* TASK INPUT
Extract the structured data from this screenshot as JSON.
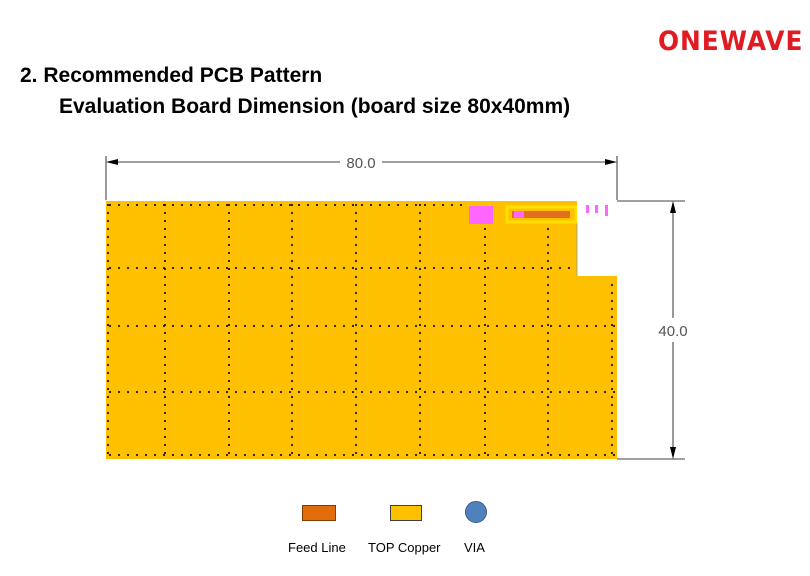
{
  "logo": "ONEWAVE",
  "heading": "2.  Recommended PCB Pattern",
  "subheading": "Evaluation Board Dimension (board size 80x40mm)",
  "drawing": {
    "width_label": "80.0",
    "height_label": "40.0",
    "colors": {
      "board": "#ffc000",
      "top_copper_outline": "#ffd700",
      "feed_line": "#e07020",
      "pad": "#ff66ff",
      "via": "#1a1a1a",
      "dimension_line": "#000000"
    }
  },
  "legend": {
    "feed_line": "Feed Line",
    "top_copper": "TOP Copper",
    "via": "VIA",
    "colors": {
      "feed_line_fill": "#e36c0a",
      "feed_line_border": "#7f3f00",
      "top_copper_fill": "#ffc000",
      "top_copper_border": "#404040",
      "via_fill": "#4f81bd",
      "via_border": "#385d8a"
    }
  }
}
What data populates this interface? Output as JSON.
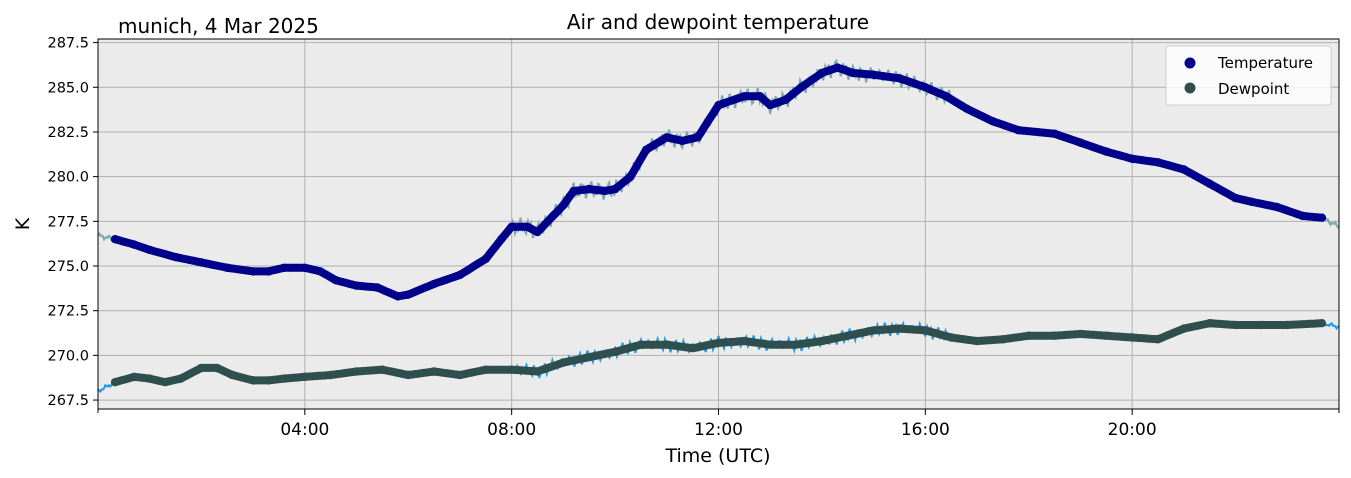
{
  "chart_data": {
    "type": "line",
    "title": "Air and dewpoint temperature",
    "subtitle": "munich, 4 Mar 2025",
    "xlabel": "Time (UTC)",
    "ylabel": "K",
    "x_unit": "hours UTC",
    "xlim": [
      0,
      24
    ],
    "ylim": [
      267.0,
      287.7
    ],
    "x_ticks": [
      {
        "value": 4,
        "label": "04:00"
      },
      {
        "value": 8,
        "label": "08:00"
      },
      {
        "value": 12,
        "label": "12:00"
      },
      {
        "value": 16,
        "label": "16:00"
      },
      {
        "value": 20,
        "label": "20:00"
      }
    ],
    "y_ticks": [
      {
        "value": 267.5,
        "label": "267.5"
      },
      {
        "value": 270.0,
        "label": "270.0"
      },
      {
        "value": 272.5,
        "label": "272.5"
      },
      {
        "value": 275.0,
        "label": "275.0"
      },
      {
        "value": 277.5,
        "label": "277.5"
      },
      {
        "value": 280.0,
        "label": "280.0"
      },
      {
        "value": 282.5,
        "label": "282.5"
      },
      {
        "value": 285.0,
        "label": "285.0"
      },
      {
        "value": 287.5,
        "label": "287.5"
      }
    ],
    "grid": true,
    "background": "#ebebeb",
    "legend_position": "top-right",
    "series": [
      {
        "name": "Temperature",
        "color": "#00008b",
        "raw_color": "#7aa9ae",
        "x": [
          0.0,
          0.33,
          0.7,
          1.0,
          1.5,
          2.0,
          2.5,
          3.0,
          3.3,
          3.6,
          4.0,
          4.3,
          4.6,
          5.0,
          5.4,
          5.8,
          6.0,
          6.5,
          7.0,
          7.5,
          7.8,
          8.0,
          8.3,
          8.5,
          8.8,
          9.0,
          9.2,
          9.5,
          9.8,
          10.0,
          10.3,
          10.6,
          11.0,
          11.3,
          11.6,
          12.0,
          12.5,
          12.8,
          13.0,
          13.3,
          13.6,
          14.0,
          14.3,
          14.6,
          15.0,
          15.5,
          16.0,
          16.4,
          16.8,
          17.3,
          17.8,
          18.5,
          19.0,
          19.5,
          20.0,
          20.5,
          21.0,
          21.5,
          22.0,
          22.3,
          22.8,
          23.3,
          23.67,
          24.0
        ],
        "values": [
          276.7,
          276.5,
          276.2,
          275.9,
          275.5,
          275.2,
          274.9,
          274.7,
          274.7,
          274.9,
          274.9,
          274.7,
          274.2,
          273.9,
          273.8,
          273.3,
          273.4,
          274.0,
          274.5,
          275.4,
          276.5,
          277.2,
          277.2,
          276.9,
          277.8,
          278.4,
          279.2,
          279.3,
          279.2,
          279.3,
          280.0,
          281.5,
          282.2,
          282.0,
          282.2,
          284.0,
          284.5,
          284.5,
          284.0,
          284.3,
          285.0,
          285.8,
          286.1,
          285.8,
          285.7,
          285.5,
          285.0,
          284.5,
          283.8,
          283.1,
          282.6,
          282.4,
          281.9,
          281.4,
          281.0,
          280.8,
          280.4,
          279.6,
          278.8,
          278.6,
          278.3,
          277.8,
          277.7,
          277.2
        ]
      },
      {
        "name": "Dewpoint",
        "color": "#2f4f4f",
        "raw_color": "#1e9ae8",
        "x": [
          0.0,
          0.33,
          0.7,
          1.0,
          1.3,
          1.6,
          2.0,
          2.3,
          2.6,
          3.0,
          3.3,
          3.6,
          4.0,
          4.5,
          5.0,
          5.5,
          6.0,
          6.5,
          7.0,
          7.5,
          8.0,
          8.5,
          9.0,
          9.5,
          10.0,
          10.5,
          11.0,
          11.5,
          12.0,
          12.5,
          13.0,
          13.5,
          14.0,
          14.5,
          15.0,
          15.5,
          16.0,
          16.5,
          17.0,
          17.5,
          18.0,
          18.5,
          19.0,
          19.5,
          20.0,
          20.5,
          21.0,
          21.5,
          22.0,
          22.5,
          23.0,
          23.67,
          24.0
        ],
        "values": [
          268.0,
          268.5,
          268.8,
          268.7,
          268.5,
          268.7,
          269.3,
          269.3,
          268.9,
          268.6,
          268.6,
          268.7,
          268.8,
          268.9,
          269.1,
          269.2,
          268.9,
          269.1,
          268.9,
          269.2,
          269.2,
          269.1,
          269.6,
          269.9,
          270.2,
          270.6,
          270.6,
          270.4,
          270.7,
          270.8,
          270.6,
          270.6,
          270.8,
          271.1,
          271.4,
          271.5,
          271.4,
          271.0,
          270.8,
          270.9,
          271.1,
          271.1,
          271.2,
          271.1,
          271.0,
          270.9,
          271.5,
          271.8,
          271.7,
          271.7,
          271.7,
          271.8,
          271.6
        ]
      }
    ]
  }
}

* TASK GOAL
Check each line above for "JSON" and return the ones that have it.

* TASK RESPONSE
Extract the structured data from this screenshot as JSON.
What data populates this interface? Output as JSON.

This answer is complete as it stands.